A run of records
•••••

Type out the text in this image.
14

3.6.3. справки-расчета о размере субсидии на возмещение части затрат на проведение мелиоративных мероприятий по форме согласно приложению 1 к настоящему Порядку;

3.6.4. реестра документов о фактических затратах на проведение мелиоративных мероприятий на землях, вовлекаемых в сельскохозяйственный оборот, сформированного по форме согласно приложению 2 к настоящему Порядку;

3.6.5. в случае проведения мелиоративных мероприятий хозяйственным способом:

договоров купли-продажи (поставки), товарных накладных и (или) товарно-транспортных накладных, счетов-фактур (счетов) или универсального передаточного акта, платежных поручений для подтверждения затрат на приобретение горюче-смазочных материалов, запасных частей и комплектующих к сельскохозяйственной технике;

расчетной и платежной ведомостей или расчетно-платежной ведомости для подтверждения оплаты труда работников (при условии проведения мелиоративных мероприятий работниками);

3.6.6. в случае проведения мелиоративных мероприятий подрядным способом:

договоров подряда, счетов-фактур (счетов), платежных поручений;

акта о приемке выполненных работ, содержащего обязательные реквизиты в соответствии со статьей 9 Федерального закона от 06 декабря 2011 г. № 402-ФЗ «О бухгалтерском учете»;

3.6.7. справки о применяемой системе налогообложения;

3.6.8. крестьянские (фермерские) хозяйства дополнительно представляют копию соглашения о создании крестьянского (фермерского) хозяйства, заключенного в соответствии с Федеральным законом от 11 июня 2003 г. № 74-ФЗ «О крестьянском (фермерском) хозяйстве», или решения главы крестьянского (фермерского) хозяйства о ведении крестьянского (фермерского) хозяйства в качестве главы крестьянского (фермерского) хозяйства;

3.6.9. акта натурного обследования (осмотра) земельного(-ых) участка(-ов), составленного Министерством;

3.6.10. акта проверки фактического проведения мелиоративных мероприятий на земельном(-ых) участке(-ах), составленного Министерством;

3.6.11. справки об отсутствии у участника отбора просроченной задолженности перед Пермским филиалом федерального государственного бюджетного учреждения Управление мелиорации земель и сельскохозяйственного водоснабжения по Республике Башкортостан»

•••••

Written problem: Copy every line verbatim.

Task result:
Type out the text in this image.
14

3.6.3. справки-расчета о размере субсидии на возмещение части затрат на проведение мелиоративных мероприятий по форме согласно приложению 1 к настоящему Порядку;

3.6.4. реестра документов о фактических затратах на проведение мелиоративных мероприятий на землях, вовлекаемых в сельскохозяйственный оборот, сформированного по форме согласно приложению 2 к настоящему Порядку;

3.6.5. в случае проведения мелиоративных мероприятий хозяйственным способом:

договоров купли-продажи (поставки), товарных накладных и (или) товарно-транспортных накладных, счетов-фактур (счетов) или универсального передаточного акта, платежных поручений для подтверждения затрат на приобретение горюче-смазочных материалов, запасных частей и комплектующих к сельскохозяйственной технике;

расчетной и платежной ведомостей или расчетно-платежной ведомости для подтверждения оплаты труда работников (при условии проведения мелиоративных мероприятий работниками);

3.6.6. в случае проведения мелиоративных мероприятий подрядным способом:

договоров подряда, счетов-фактур (счетов), платежных поручений;

акта о приемке выполненных работ, содержащего обязательные реквизиты в соответствии со статьей 9 Федерального закона от 06 декабря 2011 г. № 402-ФЗ «О бухгалтерском учете»;

3.6.7. справки о применяемой системе налогообложения;

3.6.8. крестьянские (фермерские) хозяйства дополнительно представляют копию соглашения о создании крестьянского (фермерского) хозяйства, заключенного в соответствии с Федеральным законом от 11 июня 2003 г. № 74-ФЗ «О крестьянском (фермерском) хозяйстве», или решения главы крестьянского (фермерского) хозяйства о ведении крестьянского (фермерского) хозяйства в качестве главы крестьянского (фермерского) хозяйства;

3.6.9. акта натурного обследования (осмотра) земельного(-ых) участка(-ов), составленного Министерством;

3.6.10. акта проверки фактического проведения мелиоративных мероприятий на земельном(-ых) участке(-ах), составленного Министерством;

3.6.11. справки об отсутствии у участника отбора просроченной задолженности перед Пермским филиалом федерального государственного бюджетного учреждения Управление мелиорации земель и сельскохозяйственного водоснабжения по Республике Башкортостан»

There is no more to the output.